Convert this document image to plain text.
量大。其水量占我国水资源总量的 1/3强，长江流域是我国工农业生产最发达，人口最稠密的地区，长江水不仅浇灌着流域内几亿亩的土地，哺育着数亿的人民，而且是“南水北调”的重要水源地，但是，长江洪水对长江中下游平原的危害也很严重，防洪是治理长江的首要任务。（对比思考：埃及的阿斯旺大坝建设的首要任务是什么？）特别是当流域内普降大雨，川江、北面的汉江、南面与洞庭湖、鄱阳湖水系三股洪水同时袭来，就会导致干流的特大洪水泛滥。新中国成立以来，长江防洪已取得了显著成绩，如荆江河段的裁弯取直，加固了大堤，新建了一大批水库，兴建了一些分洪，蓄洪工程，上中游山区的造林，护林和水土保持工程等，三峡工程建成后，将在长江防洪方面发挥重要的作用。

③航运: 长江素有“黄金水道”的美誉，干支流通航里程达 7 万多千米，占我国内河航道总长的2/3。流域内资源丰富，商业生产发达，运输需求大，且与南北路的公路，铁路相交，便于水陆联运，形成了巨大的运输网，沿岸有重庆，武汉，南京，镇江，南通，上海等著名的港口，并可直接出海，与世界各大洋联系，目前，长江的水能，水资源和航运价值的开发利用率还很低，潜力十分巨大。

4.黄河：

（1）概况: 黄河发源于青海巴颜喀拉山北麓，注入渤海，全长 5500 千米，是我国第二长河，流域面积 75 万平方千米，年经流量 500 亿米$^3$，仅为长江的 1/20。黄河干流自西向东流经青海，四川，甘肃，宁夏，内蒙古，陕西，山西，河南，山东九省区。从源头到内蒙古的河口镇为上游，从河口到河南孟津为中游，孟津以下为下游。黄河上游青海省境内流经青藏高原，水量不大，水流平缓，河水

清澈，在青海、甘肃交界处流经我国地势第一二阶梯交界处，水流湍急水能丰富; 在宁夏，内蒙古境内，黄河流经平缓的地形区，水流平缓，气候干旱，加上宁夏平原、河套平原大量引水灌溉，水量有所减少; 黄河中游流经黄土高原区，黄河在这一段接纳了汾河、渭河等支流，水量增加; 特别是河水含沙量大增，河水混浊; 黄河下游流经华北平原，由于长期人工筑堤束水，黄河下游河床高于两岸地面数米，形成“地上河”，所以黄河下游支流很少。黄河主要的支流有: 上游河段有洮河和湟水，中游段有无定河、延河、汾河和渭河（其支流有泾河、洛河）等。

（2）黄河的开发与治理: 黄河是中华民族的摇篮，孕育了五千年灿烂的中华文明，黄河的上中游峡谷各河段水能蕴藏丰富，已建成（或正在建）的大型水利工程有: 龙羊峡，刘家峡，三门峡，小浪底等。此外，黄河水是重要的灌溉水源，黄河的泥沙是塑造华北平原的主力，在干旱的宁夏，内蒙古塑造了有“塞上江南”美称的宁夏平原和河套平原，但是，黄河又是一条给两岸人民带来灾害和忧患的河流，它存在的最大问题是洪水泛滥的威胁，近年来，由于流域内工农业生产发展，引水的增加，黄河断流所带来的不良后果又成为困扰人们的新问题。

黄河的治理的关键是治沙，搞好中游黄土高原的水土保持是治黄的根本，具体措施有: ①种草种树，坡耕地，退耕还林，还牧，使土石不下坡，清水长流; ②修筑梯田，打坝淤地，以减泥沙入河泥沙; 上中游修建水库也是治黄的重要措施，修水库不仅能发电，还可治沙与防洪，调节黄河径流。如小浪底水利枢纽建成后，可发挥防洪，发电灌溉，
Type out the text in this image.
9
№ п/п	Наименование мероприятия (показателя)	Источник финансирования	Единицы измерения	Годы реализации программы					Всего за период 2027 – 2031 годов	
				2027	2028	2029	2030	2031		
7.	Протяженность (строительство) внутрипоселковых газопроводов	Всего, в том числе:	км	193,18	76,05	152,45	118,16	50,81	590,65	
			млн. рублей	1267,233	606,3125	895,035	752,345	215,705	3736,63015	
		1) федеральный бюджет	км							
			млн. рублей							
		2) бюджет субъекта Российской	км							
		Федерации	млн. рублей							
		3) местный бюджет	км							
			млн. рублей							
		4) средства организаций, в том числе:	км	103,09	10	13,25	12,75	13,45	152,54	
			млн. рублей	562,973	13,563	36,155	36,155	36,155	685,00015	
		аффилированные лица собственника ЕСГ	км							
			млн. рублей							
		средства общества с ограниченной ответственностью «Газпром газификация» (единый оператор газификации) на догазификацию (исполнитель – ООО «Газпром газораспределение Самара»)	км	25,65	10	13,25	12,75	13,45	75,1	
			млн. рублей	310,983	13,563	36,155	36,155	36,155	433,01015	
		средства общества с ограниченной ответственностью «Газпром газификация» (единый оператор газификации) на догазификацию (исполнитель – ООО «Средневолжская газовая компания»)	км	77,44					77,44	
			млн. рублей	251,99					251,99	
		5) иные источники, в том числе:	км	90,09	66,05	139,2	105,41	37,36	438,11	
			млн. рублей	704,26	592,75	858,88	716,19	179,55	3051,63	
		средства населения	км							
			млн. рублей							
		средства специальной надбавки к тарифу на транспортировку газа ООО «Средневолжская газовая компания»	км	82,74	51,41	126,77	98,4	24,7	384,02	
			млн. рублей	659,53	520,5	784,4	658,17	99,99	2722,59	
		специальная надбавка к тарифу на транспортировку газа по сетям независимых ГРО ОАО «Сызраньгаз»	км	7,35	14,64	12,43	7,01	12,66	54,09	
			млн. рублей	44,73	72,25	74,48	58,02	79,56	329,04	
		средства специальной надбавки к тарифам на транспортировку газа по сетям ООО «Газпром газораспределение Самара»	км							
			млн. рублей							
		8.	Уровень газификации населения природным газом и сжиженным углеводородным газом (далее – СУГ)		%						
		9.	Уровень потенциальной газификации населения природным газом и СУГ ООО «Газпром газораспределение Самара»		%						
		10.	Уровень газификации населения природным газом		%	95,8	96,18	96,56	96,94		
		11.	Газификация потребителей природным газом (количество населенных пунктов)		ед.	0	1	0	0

━━━━━━━━

# EXERCISE TASK:
Copy out all lines above that include the string "ответственностью".

# TASK SOLUTION:
		средства общества с ограниченной ответственностью «Газпром газификация» (единый оператор газификации) на догазификацию (исполнитель – ООО «Газпром газораспределение Самара»)	км	25,65	10	13,25	12,75	13,45	75,1	
		средства общества с ограниченной ответственностью «Газпром газификация» (единый оператор газификации) на догазификацию (исполнитель – ООО «Средневолжская газовая компания»)	км	77,44					77,44	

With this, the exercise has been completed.